* _Selected text_
-- BEGIN --

Well, it's a lot nicer than it was where I left off yesterday. The router bridge (seen at the end of this post) is such a nice way to plane things, and I've thought of some ideas that might make setup a lot easier.

I've moved up to a 5/8" or maybe 3/4" bit and it makes planing a lot faster. Too, I found that just putting masking tape along the bottom edges, curved to stick to the workbench is more than adequate as a hold down until I come up with a better solution - probably wedges. The tape doesn't hold in the direction through the face you've taped and it's opposite side. It holds in the direction of that edge. The front and back runs keep it from moving side to side, and vice versa. It was rigid as could be the 3 times I set up and planed, and I took much deeper passes than I have in the past.

-- END --

Collection entries:

-- BEGIN --

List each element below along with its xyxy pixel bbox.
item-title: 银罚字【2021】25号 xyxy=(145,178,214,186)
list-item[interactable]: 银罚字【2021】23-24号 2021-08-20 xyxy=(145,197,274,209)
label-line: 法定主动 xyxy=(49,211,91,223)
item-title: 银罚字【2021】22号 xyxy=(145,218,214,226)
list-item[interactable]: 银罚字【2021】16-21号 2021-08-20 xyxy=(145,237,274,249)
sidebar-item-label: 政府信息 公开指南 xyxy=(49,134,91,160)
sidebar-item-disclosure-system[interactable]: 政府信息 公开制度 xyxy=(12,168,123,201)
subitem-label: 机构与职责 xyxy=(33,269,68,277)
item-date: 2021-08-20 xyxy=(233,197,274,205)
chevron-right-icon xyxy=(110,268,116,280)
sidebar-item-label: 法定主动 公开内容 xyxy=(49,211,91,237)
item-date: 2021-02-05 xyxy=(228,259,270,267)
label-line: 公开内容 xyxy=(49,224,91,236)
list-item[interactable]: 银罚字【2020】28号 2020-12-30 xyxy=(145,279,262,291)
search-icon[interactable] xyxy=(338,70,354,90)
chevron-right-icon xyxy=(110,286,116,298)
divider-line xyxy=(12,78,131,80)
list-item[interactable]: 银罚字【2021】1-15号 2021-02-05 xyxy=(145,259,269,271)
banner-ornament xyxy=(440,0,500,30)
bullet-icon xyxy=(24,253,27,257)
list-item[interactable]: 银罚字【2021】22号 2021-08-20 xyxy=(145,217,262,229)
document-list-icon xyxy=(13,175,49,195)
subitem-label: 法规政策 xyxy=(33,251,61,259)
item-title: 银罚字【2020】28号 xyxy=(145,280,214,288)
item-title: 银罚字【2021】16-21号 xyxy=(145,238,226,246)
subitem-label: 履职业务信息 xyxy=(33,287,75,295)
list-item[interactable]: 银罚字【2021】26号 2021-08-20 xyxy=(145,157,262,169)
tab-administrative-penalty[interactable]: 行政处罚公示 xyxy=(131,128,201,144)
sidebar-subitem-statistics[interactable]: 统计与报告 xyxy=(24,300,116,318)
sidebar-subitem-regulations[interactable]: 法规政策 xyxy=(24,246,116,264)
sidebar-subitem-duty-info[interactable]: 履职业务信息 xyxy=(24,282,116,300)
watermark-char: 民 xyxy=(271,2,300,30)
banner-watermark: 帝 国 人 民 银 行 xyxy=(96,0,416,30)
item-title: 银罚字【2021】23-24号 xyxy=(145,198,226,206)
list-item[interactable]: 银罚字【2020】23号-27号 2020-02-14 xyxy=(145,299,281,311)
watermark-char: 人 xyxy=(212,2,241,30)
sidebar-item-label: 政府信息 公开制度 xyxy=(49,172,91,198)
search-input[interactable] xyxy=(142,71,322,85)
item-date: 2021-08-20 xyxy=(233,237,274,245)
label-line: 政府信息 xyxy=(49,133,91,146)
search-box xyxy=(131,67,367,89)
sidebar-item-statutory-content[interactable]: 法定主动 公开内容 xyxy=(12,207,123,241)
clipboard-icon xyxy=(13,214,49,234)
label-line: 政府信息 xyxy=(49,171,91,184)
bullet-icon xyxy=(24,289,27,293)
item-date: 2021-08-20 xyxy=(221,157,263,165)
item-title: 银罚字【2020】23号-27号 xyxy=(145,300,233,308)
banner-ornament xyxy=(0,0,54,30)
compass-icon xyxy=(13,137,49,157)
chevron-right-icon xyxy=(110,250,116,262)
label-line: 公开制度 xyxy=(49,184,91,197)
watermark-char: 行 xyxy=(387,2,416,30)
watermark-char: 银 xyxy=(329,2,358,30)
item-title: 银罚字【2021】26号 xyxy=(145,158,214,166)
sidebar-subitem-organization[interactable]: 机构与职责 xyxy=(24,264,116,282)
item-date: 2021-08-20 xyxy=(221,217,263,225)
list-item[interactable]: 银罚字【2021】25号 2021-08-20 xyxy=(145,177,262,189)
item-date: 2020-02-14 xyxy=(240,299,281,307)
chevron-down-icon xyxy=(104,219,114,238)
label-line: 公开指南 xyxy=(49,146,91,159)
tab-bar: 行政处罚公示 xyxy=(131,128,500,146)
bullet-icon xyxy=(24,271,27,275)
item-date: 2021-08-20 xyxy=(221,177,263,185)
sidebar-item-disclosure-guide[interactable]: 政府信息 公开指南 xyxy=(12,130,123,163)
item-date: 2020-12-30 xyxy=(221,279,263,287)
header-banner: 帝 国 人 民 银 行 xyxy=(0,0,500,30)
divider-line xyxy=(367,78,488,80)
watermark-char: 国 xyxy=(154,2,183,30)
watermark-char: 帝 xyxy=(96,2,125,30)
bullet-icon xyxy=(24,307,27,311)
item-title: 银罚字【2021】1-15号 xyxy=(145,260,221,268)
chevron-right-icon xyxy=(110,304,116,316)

-- END --

* _Exercise task A_
In the woodworking post, what does the writer use as a hold down for now?
* _Exercise task B_
Repeat the woodworking post from "I've moved up" to "in the past.".
These entries have no connection to the woodworking post.

* _Full answer A_
Masking tape along the bottom edges, curved to stick to the workbench.

* _Full answer B_
I've moved up to a 5/8" or maybe 3/4" bit and it makes planing a lot faster. Too, I found that just putting masking tape along the bottom edges, curved to stick to the workbench is more than adequate as a hold down until I come up with a better solution - probably wedges. The tape doesn't hold in the direction through the face you've taped and it's opposite side. It holds in the direction of that edge. The front and back runs keep it from moving side to side, and vice versa. It was rigid as could be the 3 times I set up and planed, and I took much deeper passes than I have in the past.